### TASK DESCRIPTION
In the listing below, pick out lines with "displayed".

Part of a data file:
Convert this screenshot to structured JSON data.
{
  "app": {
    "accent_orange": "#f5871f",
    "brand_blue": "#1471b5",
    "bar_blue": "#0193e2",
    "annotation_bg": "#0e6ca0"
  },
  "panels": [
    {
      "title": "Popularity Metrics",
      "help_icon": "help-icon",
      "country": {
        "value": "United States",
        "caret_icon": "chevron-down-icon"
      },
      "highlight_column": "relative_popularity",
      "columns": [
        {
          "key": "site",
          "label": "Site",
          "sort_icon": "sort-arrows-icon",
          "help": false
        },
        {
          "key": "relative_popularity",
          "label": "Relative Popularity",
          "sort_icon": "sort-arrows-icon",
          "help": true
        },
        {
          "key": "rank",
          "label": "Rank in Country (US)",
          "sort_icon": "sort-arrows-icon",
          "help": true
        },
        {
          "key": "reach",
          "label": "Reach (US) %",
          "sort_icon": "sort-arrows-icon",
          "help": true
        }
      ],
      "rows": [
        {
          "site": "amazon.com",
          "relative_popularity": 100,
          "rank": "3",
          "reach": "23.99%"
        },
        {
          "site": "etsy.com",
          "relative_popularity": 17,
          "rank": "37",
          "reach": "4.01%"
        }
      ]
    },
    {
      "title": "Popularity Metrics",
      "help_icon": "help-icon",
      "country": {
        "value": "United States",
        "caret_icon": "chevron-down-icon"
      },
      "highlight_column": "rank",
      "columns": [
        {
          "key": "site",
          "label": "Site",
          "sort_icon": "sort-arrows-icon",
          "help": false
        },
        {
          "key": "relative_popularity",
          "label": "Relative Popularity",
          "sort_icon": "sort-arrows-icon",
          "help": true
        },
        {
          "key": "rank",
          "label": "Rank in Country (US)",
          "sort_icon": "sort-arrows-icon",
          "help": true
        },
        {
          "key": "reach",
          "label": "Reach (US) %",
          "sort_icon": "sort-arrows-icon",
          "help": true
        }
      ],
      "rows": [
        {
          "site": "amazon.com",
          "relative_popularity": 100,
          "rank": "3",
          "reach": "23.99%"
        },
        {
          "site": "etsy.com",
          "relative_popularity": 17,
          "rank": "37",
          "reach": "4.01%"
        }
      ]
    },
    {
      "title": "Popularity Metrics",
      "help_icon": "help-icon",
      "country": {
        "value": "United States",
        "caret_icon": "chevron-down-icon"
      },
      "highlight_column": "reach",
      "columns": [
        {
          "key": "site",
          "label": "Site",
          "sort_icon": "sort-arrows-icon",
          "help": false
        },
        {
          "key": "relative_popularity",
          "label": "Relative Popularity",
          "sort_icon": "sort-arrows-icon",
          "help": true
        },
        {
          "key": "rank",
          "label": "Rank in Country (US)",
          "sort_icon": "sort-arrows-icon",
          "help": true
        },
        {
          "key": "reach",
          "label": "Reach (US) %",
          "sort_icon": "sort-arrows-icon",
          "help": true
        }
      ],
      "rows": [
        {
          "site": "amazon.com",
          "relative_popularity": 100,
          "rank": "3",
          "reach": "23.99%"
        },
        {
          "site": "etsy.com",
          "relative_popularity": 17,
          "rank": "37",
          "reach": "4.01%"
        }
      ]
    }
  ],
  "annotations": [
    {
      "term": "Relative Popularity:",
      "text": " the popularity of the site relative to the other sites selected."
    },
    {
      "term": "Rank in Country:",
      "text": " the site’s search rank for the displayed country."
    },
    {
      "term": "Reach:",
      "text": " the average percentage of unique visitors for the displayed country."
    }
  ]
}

### RESPONSE TO THE TASK
      "text": " the site’s search rank for the displayed country."
      "text": " the average percentage of unique visitors for the displayed country."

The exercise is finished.